* **Exercise description**
Leave out the pictures and copy each record below exactly.

Data tied to figure images:
= = = = =
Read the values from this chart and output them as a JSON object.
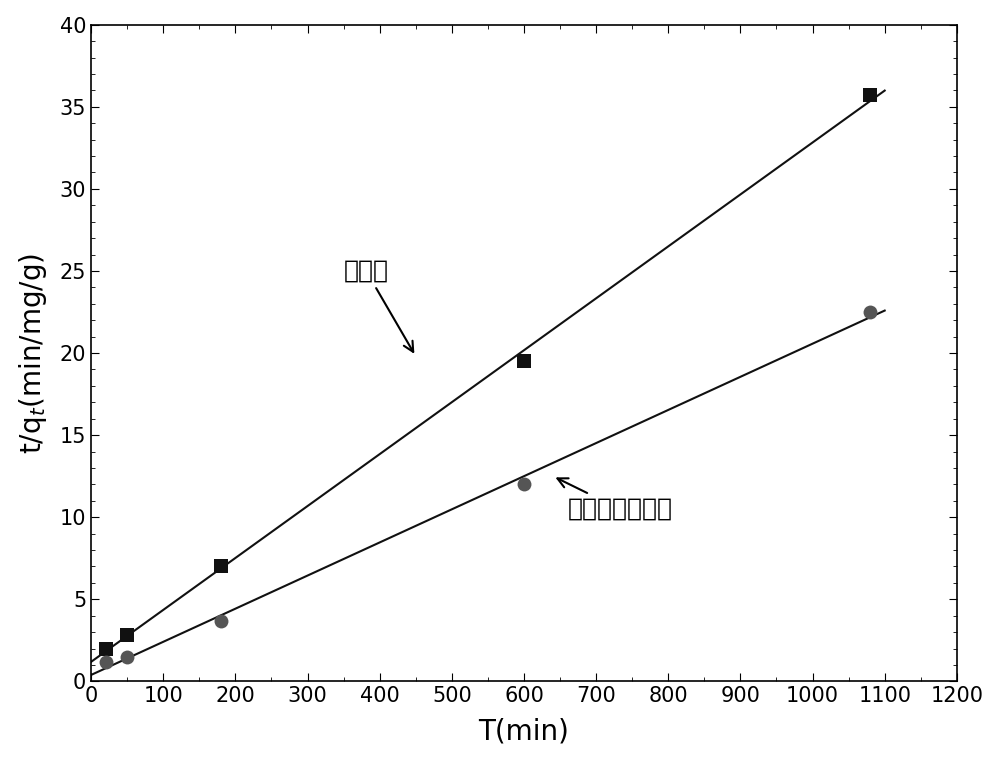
{
  "biochar_x": [
    20,
    50,
    180,
    600,
    1080
  ],
  "biochar_y": [
    2.0,
    2.8,
    7.0,
    19.5,
    35.7
  ],
  "sulfur_x": [
    20,
    50,
    180,
    600,
    1080
  ],
  "sulfur_y": [
    1.2,
    1.5,
    3.7,
    12.0,
    22.5
  ],
  "xlabel": "T(min)",
  "ylabel": "t/q_t(min/mg/g)",
  "xlim": [
    0,
    1200
  ],
  "ylim": [
    0,
    40
  ],
  "xticks": [
    0,
    100,
    200,
    300,
    400,
    500,
    600,
    700,
    800,
    900,
    1000,
    1100,
    1200
  ],
  "yticks": [
    0,
    5,
    10,
    15,
    20,
    25,
    30,
    35,
    40
  ],
  "biochar_label": "生物炭",
  "sulfur_label": "硫修饰的生物炭",
  "marker_color_biochar": "#111111",
  "marker_color_sulfur": "#555555",
  "line_color": "#111111",
  "fontsize_label": 20,
  "fontsize_tick": 15,
  "fontsize_annotation": 18,
  "figure_width": 10.0,
  "figure_height": 7.62,
  "dpi": 100
}
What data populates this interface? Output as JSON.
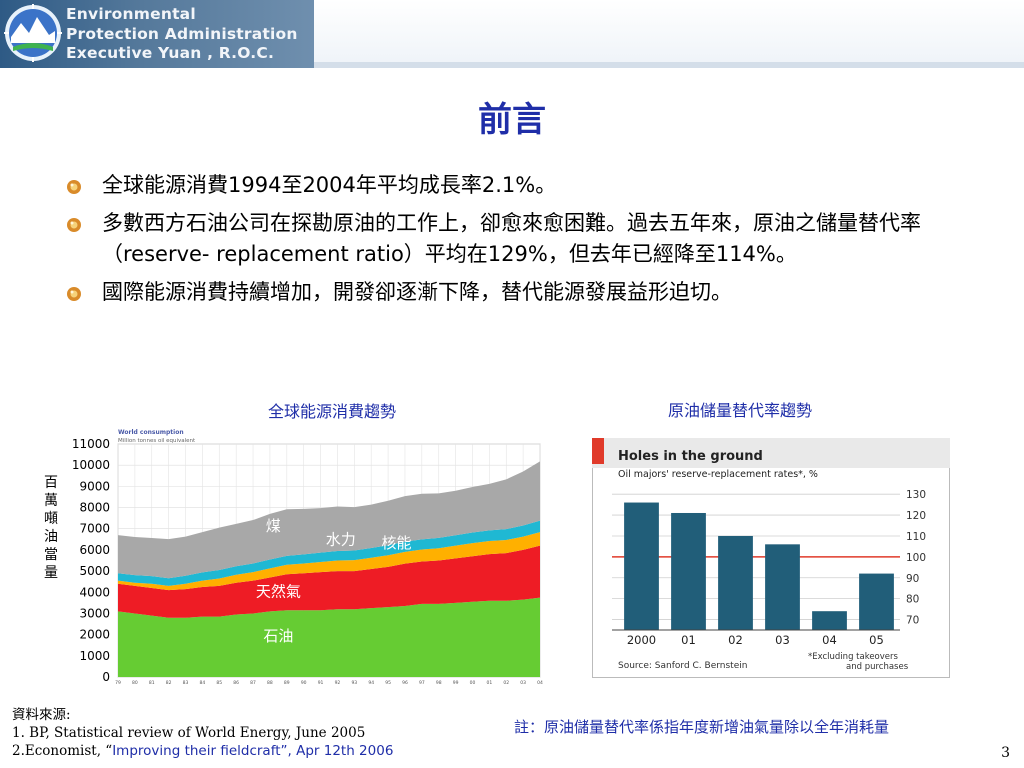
{
  "header": {
    "line1": "Environmental",
    "line2": "Protection Administration",
    "line3": "Executive  Yuan , R.O.C."
  },
  "title": "前言",
  "bullets": [
    "全球能源消費1994至2004年平均成長率2.1%。",
    "多數西方石油公司在探勘原油的工作上，卻愈來愈困難。過去五年來，原油之儲量替代率（reserve- replacement ratio）平均在129%，但去年已經降至114%。",
    "國際能源消費持續增加，開發卻逐漸下降，替代能源發展益形迫切。"
  ],
  "chart1": {
    "caption": "全球能源消費趨勢",
    "inner_title": "World consumption",
    "inner_subtitle": "Million tonnes oil equivalent",
    "ylabel": "百萬噸油當量",
    "yticks": [
      "11000",
      "10000",
      "9000",
      "8000",
      "7000",
      "6000",
      "5000",
      "4000",
      "3000",
      "2000",
      "1000",
      "0"
    ],
    "labels": {
      "coal": "煤",
      "hydro": "水力",
      "nuclear": "核能",
      "gas": "天然氣",
      "oil": "石油"
    }
  },
  "chart2": {
    "caption": "原油儲量替代率趨勢",
    "inner_title": "Holes in the ground",
    "inner_subtitle": "Oil majors' reserve-replacement rates*, %",
    "source": "Source: Sanford C. Bernstein",
    "footnote1": "*Excluding takeovers",
    "footnote2": "and purchases"
  },
  "chart_data": [
    {
      "type": "area",
      "title": "World consumption",
      "ylabel": "百萬噸油當量",
      "ylim": [
        0,
        11000
      ],
      "x": [
        "79",
        "80",
        "81",
        "82",
        "83",
        "84",
        "85",
        "86",
        "87",
        "88",
        "89",
        "90",
        "91",
        "92",
        "93",
        "94",
        "95",
        "96",
        "97",
        "98",
        "99",
        "00",
        "01",
        "02",
        "03",
        "04"
      ],
      "series": [
        {
          "name": "石油",
          "values": [
            3100,
            3000,
            2900,
            2800,
            2800,
            2850,
            2850,
            2950,
            3000,
            3100,
            3150,
            3150,
            3150,
            3200,
            3200,
            3250,
            3300,
            3350,
            3450,
            3450,
            3500,
            3550,
            3600,
            3600,
            3650,
            3750
          ]
        },
        {
          "name": "天然氣",
          "values": [
            1300,
            1300,
            1300,
            1300,
            1350,
            1400,
            1450,
            1500,
            1550,
            1600,
            1700,
            1750,
            1800,
            1800,
            1800,
            1850,
            1900,
            2000,
            2000,
            2050,
            2100,
            2150,
            2200,
            2250,
            2350,
            2450
          ]
        },
        {
          "name": "核能",
          "values": [
            150,
            150,
            200,
            200,
            250,
            300,
            350,
            380,
            400,
            430,
            450,
            460,
            480,
            500,
            520,
            530,
            550,
            560,
            570,
            580,
            600,
            620,
            620,
            620,
            630,
            640
          ]
        },
        {
          "name": "水力",
          "values": [
            350,
            360,
            360,
            360,
            380,
            390,
            400,
            400,
            410,
            420,
            420,
            430,
            440,
            450,
            450,
            460,
            470,
            480,
            480,
            490,
            490,
            500,
            500,
            510,
            520,
            540
          ]
        },
        {
          "name": "煤",
          "values": [
            1800,
            1800,
            1800,
            1850,
            1850,
            1900,
            2000,
            2000,
            2050,
            2150,
            2200,
            2150,
            2100,
            2100,
            2050,
            2050,
            2100,
            2150,
            2150,
            2100,
            2100,
            2150,
            2200,
            2350,
            2550,
            2800
          ]
        }
      ]
    },
    {
      "type": "bar",
      "title": "Holes in the ground",
      "subtitle": "Oil majors' reserve-replacement rates*, %",
      "categories": [
        "2000",
        "01",
        "02",
        "03",
        "04",
        "05"
      ],
      "values": [
        126,
        121,
        110,
        106,
        74,
        92
      ],
      "ylim": [
        65,
        132
      ],
      "yticks": [
        70,
        80,
        90,
        100,
        110,
        120,
        130
      ],
      "reference_line": 100
    }
  ],
  "sources": {
    "heading": "資料來源:",
    "line1": "1. BP, Statistical review of World Energy, June 2005",
    "line2_prefix": "2.Economist, “",
    "line2_italic": "Improving their fieldcraft”, Apr 12th 2006"
  },
  "note": "註：原油儲量替代率係指年度新增油氣量除以全年消耗量",
  "page_number": "3",
  "colors": {
    "title": "#1f2ea8",
    "oil": "#66cc33",
    "gas": "#ee1c25",
    "nuclear": "#ffb000",
    "hydro": "#1fb8d3",
    "coal": "#a8a8a8",
    "bar": "#215e79"
  }
}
= = = = =
* **Full solution**
Read the values from this chart and output them as a JSON object.
{
  "biochar_x": [
    20,
    50,
    180,
    600,
    1080
  ],
  "biochar_y": [
    2.0,
    2.8,
    7.0,
    19.5,
    35.7
  ],
  "sulfur_x": [
    20,
    50,
    180,
    600,
    1080
  ],
  "sulfur_y": [
    1.2,
    1.5,
    3.7,
    12.0,
    22.5
  ],
  "xlabel": "T(min)",
  "ylabel": "t/q_t(min/mg/g)",
  "xlim": [
    0,
    1200
  ],
  "ylim": [
    0,
    40
  ],
  "xticks": [
    0,
    100,
    200,
    300,
    400,
    500,
    600,
    700,
    800,
    900,
    1000,
    1100,
    1200
  ],
  "yticks": [
    0,
    5,
    10,
    15,
    20,
    25,
    30,
    35,
    40
  ],
  "biochar_label": "生物炭",
  "sulfur_label": "硫修饰的生物炭",
  "marker_color_biochar": "#111111",
  "marker_color_sulfur": "#555555",
  "line_color": "#111111",
  "fontsize_label": 20,
  "fontsize_tick": 15,
  "fontsize_annotation": 18,
  "figure_width": 10.0,
  "figure_height": 7.62,
  "dpi": 100
}
What data populates this interface? Output as JSON.
{
  "header": {
    "line1": "Environmental",
    "line2": "Protection Administration",
    "line3": "Executive  Yuan , R.O.C."
  },
  "title": "前言",
  "bullets": [
    "全球能源消費1994至2004年平均成長率2.1%。",
    "多數西方石油公司在探勘原油的工作上，卻愈來愈困難。過去五年來，原油之儲量替代率（reserve- replacement ratio）平均在129%，但去年已經降至114%。",
    "國際能源消費持續增加，開發卻逐漸下降，替代能源發展益形迫切。"
  ],
  "chart1": {
    "caption": "全球能源消費趨勢",
    "inner_title": "World consumption",
    "inner_subtitle": "Million tonnes oil equivalent",
    "ylabel": "百萬噸油當量",
    "yticks": [
      "11000",
      "10000",
      "9000",
      "8000",
      "7000",
      "6000",
      "5000",
      "4000",
      "3000",
      "2000",
      "1000",
      "0"
    ],
    "labels": {
      "coal": "煤",
      "hydro": "水力",
      "nuclear": "核能",
      "gas": "天然氣",
      "oil": "石油"
    }
  },
  "chart2": {
    "caption": "原油儲量替代率趨勢",
    "inner_title": "Holes in the ground",
    "inner_subtitle": "Oil majors' reserve-replacement rates*, %",
    "source": "Source: Sanford C. Bernstein",
    "footnote1": "*Excluding takeovers",
    "footnote2": "and purchases"
  },
  "chart_data": [
    {
      "type": "area",
      "title": "World consumption",
      "ylabel": "百萬噸油當量",
      "ylim": [
        0,
        11000
      ],
      "x": [
        "79",
        "80",
        "81",
        "82",
        "83",
        "84",
        "85",
        "86",
        "87",
        "88",
        "89",
        "90",
        "91",
        "92",
        "93",
        "94",
        "95",
        "96",
        "97",
        "98",
        "99",
        "00",
        "01",
        "02",
        "03",
        "04"
      ],
      "series": [
        {
          "name": "石油",
          "values": [
            3100,
            3000,
            2900,
            2800,
            2800,
            2850,
            2850,
            2950,
            3000,
            3100,
            3150,
            3150,
            3150,
            3200,
            3200,
            3250,
            3300,
            3350,
            3450,
            3450,
            3500,
            3550,
            3600,
            3600,
            3650,
            3750
          ]
        },
        {
          "name": "天然氣",
          "values": [
            1300,
            1300,
            1300,
            1300,
            1350,
            1400,
            1450,
            1500,
            1550,
            1600,
            1700,
            1750,
            1800,
            1800,
            1800,
            1850,
            1900,
            2000,
            2000,
            2050,
            2100,
            2150,
            2200,
            2250,
            2350,
            2450
          ]
        },
        {
          "name": "核能",
          "values": [
            150,
            150,
            200,
            200,
            250,
            300,
            350,
            380,
            400,
            430,
            450,
            460,
            480,
            500,
            520,
            530,
            550,
            560,
            570,
            580,
            600,
            620,
            620,
            620,
            630,
            640
          ]
        },
        {
          "name": "水力",
          "values": [
            350,
            360,
            360,
            360,
            380,
            390,
            400,
            400,
            410,
            420,
            420,
            430,
            440,
            450,
            450,
            460,
            470,
            480,
            480,
            490,
            490,
            500,
            500,
            510,
            520,
            540
          ]
        },
        {
          "name": "煤",
          "values": [
            1800,
            1800,
            1800,
            1850,
            1850,
            1900,
            2000,
            2000,
            2050,
            2150,
            2200,
            2150,
            2100,
            2100,
            2050,
            2050,
            2100,
            2150,
            2150,
            2100,
            2100,
            2150,
            2200,
            2350,
            2550,
            2800
          ]
        }
      ]
    },
    {
      "type": "bar",
      "title": "Holes in the ground",
      "subtitle": "Oil majors' reserve-replacement rates*, %",
      "categories": [
        "2000",
        "01",
        "02",
        "03",
        "04",
        "05"
      ],
      "values": [
        126,
        121,
        110,
        106,
        74,
        92
      ],
      "ylim": [
        65,
        132
      ],
      "yticks": [
        70,
        80,
        90,
        100,
        110,
        120,
        130
      ],
      "reference_line": 100
    }
  ],
  "sources": {
    "heading": "資料來源:",
    "line1": "1. BP, Statistical review of World Energy, June 2005",
    "line2_prefix": "2.Economist, “",
    "line2_italic": "Improving their fieldcraft”, Apr 12th 2006"
  },
  "note": "註：原油儲量替代率係指年度新增油氣量除以全年消耗量",
  "page_number": "3",
  "colors": {
    "title": "#1f2ea8",
    "oil": "#66cc33",
    "gas": "#ee1c25",
    "nuclear": "#ffb000",
    "hydro": "#1fb8d3",
    "coal": "#a8a8a8",
    "bar": "#215e79"
  }
}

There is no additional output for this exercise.